* START Records *

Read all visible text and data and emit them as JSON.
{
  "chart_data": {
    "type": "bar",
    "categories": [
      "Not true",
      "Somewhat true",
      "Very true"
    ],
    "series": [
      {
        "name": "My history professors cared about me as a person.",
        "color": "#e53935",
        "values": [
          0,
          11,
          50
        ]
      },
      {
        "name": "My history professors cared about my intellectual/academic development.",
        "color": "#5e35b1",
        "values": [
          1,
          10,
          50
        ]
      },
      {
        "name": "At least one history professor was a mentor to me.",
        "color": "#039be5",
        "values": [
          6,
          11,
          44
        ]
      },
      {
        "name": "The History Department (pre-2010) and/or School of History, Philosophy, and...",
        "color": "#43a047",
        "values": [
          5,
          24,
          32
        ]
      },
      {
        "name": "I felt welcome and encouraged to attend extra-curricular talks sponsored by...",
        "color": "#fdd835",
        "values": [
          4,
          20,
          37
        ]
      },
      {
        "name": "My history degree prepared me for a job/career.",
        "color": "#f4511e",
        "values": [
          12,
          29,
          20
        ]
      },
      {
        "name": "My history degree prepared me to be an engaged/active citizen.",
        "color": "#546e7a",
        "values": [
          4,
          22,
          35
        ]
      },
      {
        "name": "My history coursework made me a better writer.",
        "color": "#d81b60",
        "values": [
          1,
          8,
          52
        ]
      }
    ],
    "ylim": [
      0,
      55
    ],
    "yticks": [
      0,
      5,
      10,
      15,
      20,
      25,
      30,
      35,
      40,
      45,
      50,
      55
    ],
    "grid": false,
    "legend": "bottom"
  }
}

* END Records *

• [Exercise]:
Every entry should be printed again exactly as written.

• [Finished task]:
Read all visible text and data and emit them as JSON.
{
  "chart_data": {
    "type": "bar",
    "categories": [
      "Not true",
      "Somewhat true",
      "Very true"
    ],
    "series": [
      {
        "name": "My history professors cared about me as a person.",
        "color": "#e53935",
        "values": [
          0,
          11,
          50
        ]
      },
      {
        "name": "My history professors cared about my intellectual/academic development.",
        "color": "#5e35b1",
        "values": [
          1,
          10,
          50
        ]
      },
      {
        "name": "At least one history professor was a mentor to me.",
        "color": "#039be5",
        "values": [
          6,
          11,
          44
        ]
      },
      {
        "name": "The History Department (pre-2010) and/or School of History, Philosophy, and...",
        "color": "#43a047",
        "values": [
          5,
          24,
          32
        ]
      },
      {
        "name": "I felt welcome and encouraged to attend extra-curricular talks sponsored by...",
        "color": "#fdd835",
        "values": [
          4,
          20,
          37
        ]
      },
      {
        "name": "My history degree prepared me for a job/career.",
        "color": "#f4511e",
        "values": [
          12,
          29,
          20
        ]
      },
      {
        "name": "My history degree prepared me to be an engaged/active citizen.",
        "color": "#546e7a",
        "values": [
          4,
          22,
          35
        ]
      },
      {
        "name": "My history coursework made me a better writer.",
        "color": "#d81b60",
        "values": [
          1,
          8,
          52
        ]
      }
    ],
    "ylim": [
      0,
      55
    ],
    "yticks": [
      0,
      5,
      10,
      15,
      20,
      25,
      30,
      35,
      40,
      45,
      50,
      55
    ],
    "grid": false,
    "legend": "bottom"
  }
}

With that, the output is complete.